Raw records
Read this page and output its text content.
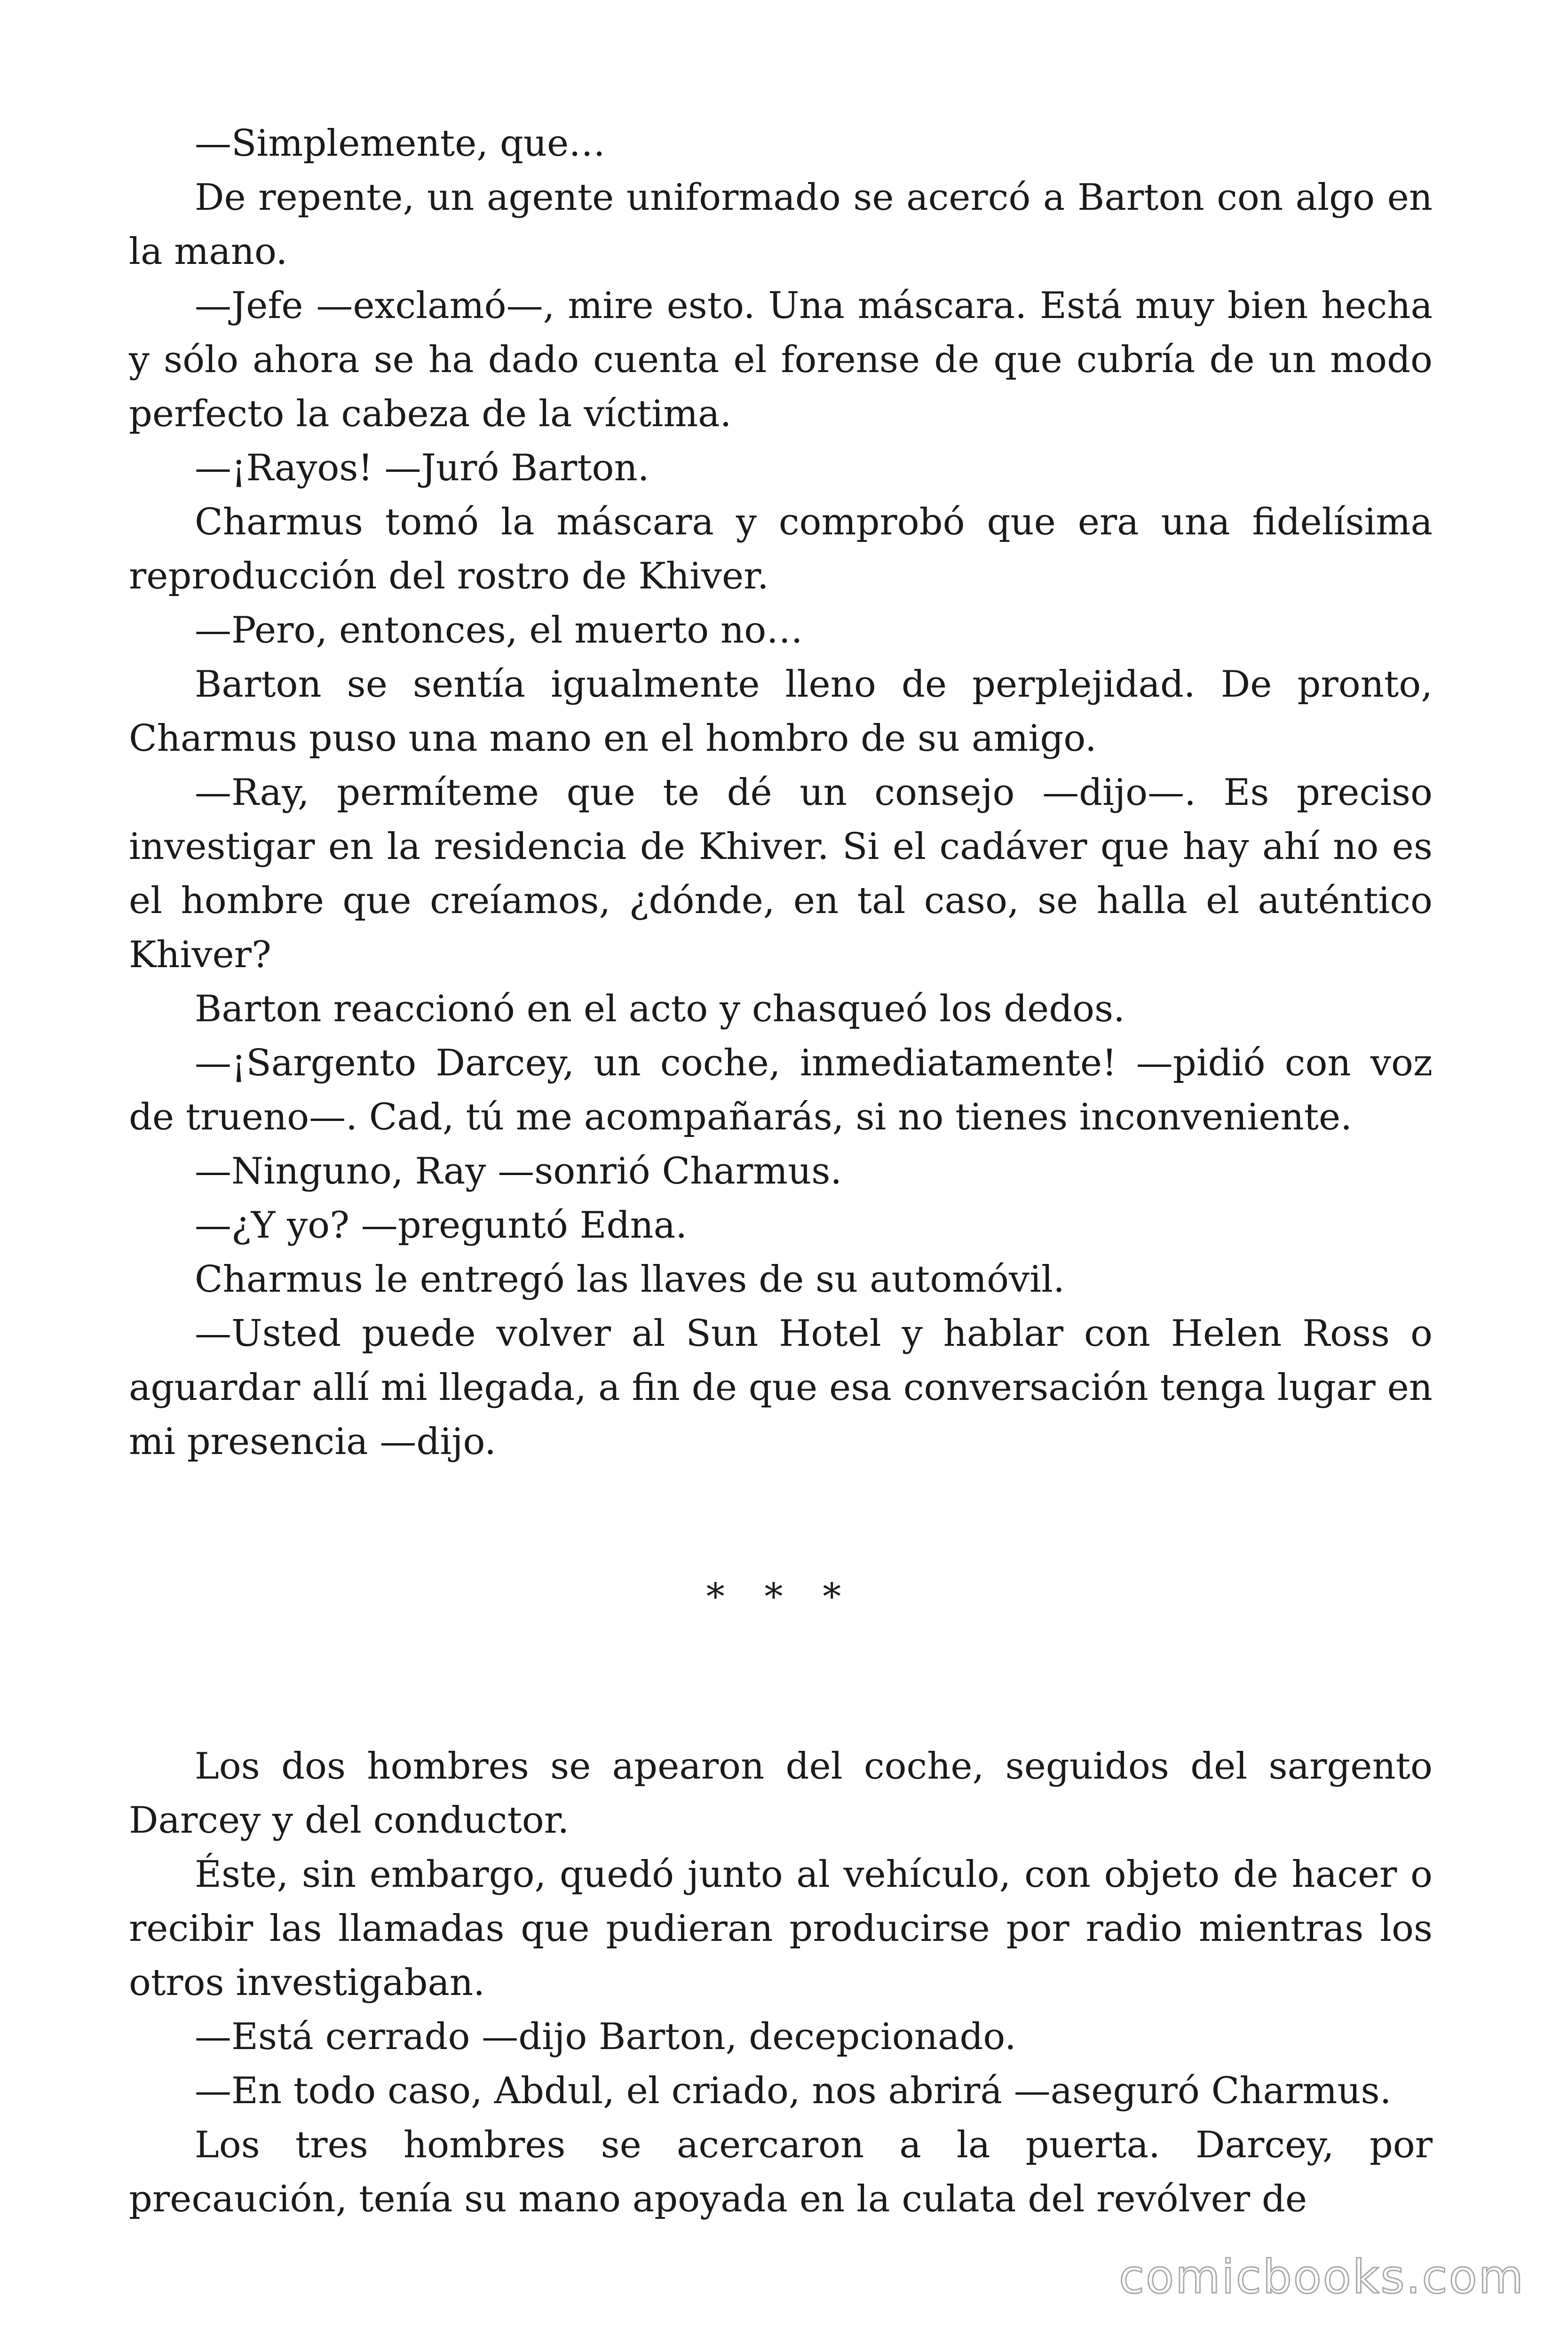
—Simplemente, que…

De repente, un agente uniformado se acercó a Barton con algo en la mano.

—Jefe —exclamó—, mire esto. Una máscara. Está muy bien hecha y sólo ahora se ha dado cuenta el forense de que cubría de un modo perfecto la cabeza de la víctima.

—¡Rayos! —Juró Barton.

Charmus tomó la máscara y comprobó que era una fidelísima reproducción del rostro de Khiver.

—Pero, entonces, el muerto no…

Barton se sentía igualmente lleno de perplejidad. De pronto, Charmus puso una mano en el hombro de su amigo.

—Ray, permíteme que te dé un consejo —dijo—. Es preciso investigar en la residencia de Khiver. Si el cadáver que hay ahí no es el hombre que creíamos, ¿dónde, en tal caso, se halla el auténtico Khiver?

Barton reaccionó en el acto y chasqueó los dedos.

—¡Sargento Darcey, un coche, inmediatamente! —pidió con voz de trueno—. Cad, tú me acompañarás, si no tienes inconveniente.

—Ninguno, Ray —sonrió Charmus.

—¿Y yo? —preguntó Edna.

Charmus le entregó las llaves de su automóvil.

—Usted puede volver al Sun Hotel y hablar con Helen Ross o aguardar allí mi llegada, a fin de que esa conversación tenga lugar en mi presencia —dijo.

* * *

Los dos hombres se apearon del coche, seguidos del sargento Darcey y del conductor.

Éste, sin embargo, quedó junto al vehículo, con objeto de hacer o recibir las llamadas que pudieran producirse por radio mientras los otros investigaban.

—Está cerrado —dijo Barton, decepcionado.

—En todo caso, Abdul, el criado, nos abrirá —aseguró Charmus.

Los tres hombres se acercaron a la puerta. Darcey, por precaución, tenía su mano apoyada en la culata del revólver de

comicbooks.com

Given task
Output the data above without changes, apart from leaving out the pictures.

Solution
Read this page and output its text content.
—Simplemente, que…

De repente, un agente uniformado se acercó a Barton con algo en la mano.

—Jefe —exclamó—, mire esto. Una máscara. Está muy bien hecha y sólo ahora se ha dado cuenta el forense de que cubría de un modo perfecto la cabeza de la víctima.

—¡Rayos! —Juró Barton.

Charmus tomó la máscara y comprobó que era una fidelísima reproducción del rostro de Khiver.

—Pero, entonces, el muerto no…

Barton se sentía igualmente lleno de perplejidad. De pronto, Charmus puso una mano en el hombro de su amigo.

—Ray, permíteme que te dé un consejo —dijo—. Es preciso investigar en la residencia de Khiver. Si el cadáver que hay ahí no es el hombre que creíamos, ¿dónde, en tal caso, se halla el auténtico Khiver?

Barton reaccionó en el acto y chasqueó los dedos.

—¡Sargento Darcey, un coche, inmediatamente! —pidió con voz de trueno—. Cad, tú me acompañarás, si no tienes inconveniente.

—Ninguno, Ray —sonrió Charmus.

—¿Y yo? —preguntó Edna.

Charmus le entregó las llaves de su automóvil.

—Usted puede volver al Sun Hotel y hablar con Helen Ross o aguardar allí mi llegada, a fin de que esa conversación tenga lugar en mi presencia —dijo.

* * *

Los dos hombres se apearon del coche, seguidos del sargento Darcey y del conductor.

Éste, sin embargo, quedó junto al vehículo, con objeto de hacer o recibir las llamadas que pudieran producirse por radio mientras los otros investigaban.

—Está cerrado —dijo Barton, decepcionado.

—En todo caso, Abdul, el criado, nos abrirá —aseguró Charmus.

Los tres hombres se acercaron a la puerta. Darcey, por precaución, tenía su mano apoyada en la culata del revólver de

comicbooks.com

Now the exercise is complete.